*What is asked*.
In the material below, find each line holding the string "xlabel" and copy it.

(Stored items)
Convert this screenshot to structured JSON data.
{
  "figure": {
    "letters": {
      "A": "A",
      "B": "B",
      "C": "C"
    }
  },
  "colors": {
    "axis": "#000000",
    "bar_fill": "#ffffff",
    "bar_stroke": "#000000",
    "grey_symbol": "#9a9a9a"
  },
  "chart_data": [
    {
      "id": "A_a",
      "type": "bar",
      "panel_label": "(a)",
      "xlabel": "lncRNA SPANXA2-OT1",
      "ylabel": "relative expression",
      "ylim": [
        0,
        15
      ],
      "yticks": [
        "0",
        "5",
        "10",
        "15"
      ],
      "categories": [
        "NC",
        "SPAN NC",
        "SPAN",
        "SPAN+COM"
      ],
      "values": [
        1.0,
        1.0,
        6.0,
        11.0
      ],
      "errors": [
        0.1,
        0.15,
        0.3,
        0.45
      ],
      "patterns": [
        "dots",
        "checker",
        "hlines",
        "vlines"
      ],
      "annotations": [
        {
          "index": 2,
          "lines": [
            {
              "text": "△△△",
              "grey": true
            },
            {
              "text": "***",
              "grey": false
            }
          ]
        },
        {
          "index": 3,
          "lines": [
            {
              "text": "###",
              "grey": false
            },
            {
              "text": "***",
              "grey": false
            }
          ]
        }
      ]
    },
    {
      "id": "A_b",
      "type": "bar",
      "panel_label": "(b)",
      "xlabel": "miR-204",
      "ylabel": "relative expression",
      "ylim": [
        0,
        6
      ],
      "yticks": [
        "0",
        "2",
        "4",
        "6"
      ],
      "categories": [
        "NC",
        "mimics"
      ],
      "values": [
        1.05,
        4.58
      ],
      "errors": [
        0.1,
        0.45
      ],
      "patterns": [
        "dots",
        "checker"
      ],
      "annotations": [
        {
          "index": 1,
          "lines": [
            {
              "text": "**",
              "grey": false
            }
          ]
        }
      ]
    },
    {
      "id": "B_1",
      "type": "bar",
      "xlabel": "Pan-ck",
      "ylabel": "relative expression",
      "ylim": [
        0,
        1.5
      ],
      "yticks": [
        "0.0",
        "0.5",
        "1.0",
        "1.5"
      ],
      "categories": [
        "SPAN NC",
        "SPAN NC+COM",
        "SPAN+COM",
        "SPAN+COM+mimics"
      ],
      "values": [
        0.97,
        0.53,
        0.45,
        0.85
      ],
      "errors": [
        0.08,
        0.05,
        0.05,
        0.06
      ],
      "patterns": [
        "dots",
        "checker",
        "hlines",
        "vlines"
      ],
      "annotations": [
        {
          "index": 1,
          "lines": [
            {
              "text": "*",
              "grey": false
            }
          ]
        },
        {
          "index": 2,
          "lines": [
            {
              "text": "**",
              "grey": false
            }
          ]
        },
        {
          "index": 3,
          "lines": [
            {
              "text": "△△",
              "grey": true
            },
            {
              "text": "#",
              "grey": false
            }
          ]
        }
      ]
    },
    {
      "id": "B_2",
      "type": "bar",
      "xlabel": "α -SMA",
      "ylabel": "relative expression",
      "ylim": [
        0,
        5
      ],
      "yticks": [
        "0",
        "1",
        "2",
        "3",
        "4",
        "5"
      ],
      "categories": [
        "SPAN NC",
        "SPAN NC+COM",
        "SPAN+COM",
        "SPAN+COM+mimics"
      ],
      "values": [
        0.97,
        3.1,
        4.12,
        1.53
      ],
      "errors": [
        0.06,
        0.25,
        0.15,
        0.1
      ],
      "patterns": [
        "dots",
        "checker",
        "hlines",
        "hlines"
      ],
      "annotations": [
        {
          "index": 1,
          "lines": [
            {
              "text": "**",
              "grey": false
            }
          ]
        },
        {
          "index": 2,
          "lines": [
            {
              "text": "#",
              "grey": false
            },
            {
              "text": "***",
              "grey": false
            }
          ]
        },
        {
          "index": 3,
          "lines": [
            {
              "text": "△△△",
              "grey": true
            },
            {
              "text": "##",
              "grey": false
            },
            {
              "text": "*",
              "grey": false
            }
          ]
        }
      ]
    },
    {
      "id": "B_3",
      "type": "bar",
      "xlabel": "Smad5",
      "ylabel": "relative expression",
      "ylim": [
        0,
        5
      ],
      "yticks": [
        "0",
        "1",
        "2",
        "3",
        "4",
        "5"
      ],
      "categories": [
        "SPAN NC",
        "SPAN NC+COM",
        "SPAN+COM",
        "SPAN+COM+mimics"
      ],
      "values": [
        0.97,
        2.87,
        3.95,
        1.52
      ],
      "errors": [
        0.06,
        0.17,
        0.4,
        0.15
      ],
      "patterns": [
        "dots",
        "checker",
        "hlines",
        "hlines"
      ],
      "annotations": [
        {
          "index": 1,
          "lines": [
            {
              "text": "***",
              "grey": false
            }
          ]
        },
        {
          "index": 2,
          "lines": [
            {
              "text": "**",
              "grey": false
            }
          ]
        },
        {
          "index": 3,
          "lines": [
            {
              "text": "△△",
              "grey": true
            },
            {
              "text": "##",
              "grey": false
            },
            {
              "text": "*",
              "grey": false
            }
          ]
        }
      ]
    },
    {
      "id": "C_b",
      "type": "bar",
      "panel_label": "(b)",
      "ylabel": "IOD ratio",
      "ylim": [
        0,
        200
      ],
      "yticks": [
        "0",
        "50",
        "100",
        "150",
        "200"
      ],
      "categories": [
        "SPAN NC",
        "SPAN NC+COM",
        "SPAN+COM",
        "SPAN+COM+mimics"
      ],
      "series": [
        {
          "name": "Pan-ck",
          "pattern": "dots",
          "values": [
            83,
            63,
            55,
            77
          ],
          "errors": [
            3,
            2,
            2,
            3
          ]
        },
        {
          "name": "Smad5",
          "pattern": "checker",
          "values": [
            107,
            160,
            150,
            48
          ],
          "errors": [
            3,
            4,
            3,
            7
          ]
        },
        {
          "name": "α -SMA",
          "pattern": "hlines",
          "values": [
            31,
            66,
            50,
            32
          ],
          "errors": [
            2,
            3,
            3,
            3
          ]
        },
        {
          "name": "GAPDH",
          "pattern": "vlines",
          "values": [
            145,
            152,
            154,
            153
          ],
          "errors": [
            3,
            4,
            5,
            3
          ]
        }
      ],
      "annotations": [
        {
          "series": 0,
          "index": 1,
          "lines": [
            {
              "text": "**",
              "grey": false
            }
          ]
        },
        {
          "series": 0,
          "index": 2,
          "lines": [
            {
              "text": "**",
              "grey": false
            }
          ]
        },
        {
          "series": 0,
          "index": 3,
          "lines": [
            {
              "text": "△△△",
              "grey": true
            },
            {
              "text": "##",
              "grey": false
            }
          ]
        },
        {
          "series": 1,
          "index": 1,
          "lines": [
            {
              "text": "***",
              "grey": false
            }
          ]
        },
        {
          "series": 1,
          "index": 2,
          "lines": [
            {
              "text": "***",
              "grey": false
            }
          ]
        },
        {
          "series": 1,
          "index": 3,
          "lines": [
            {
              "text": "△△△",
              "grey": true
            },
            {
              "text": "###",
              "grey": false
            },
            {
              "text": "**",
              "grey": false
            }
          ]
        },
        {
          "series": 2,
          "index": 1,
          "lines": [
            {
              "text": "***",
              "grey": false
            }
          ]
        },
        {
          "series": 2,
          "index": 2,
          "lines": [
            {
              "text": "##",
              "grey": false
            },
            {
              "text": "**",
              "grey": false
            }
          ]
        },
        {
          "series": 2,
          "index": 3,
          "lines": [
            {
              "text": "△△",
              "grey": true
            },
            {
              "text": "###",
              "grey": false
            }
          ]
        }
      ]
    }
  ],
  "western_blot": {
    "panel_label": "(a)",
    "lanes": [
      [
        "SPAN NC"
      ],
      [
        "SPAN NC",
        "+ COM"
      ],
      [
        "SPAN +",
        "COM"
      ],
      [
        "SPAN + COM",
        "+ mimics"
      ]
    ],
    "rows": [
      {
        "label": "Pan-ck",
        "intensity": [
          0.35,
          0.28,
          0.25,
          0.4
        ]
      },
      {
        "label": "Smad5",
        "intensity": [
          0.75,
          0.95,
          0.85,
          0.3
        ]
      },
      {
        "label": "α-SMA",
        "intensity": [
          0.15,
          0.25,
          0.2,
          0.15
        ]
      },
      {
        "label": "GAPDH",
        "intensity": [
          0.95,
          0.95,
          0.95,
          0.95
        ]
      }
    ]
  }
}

*Result*.
      "xlabel": "lncRNA SPANXA2-OT1",
      "xlabel": "miR-204",
      "xlabel": "Pan-ck",
      "xlabel": "α -SMA",
      "xlabel": "Smad5",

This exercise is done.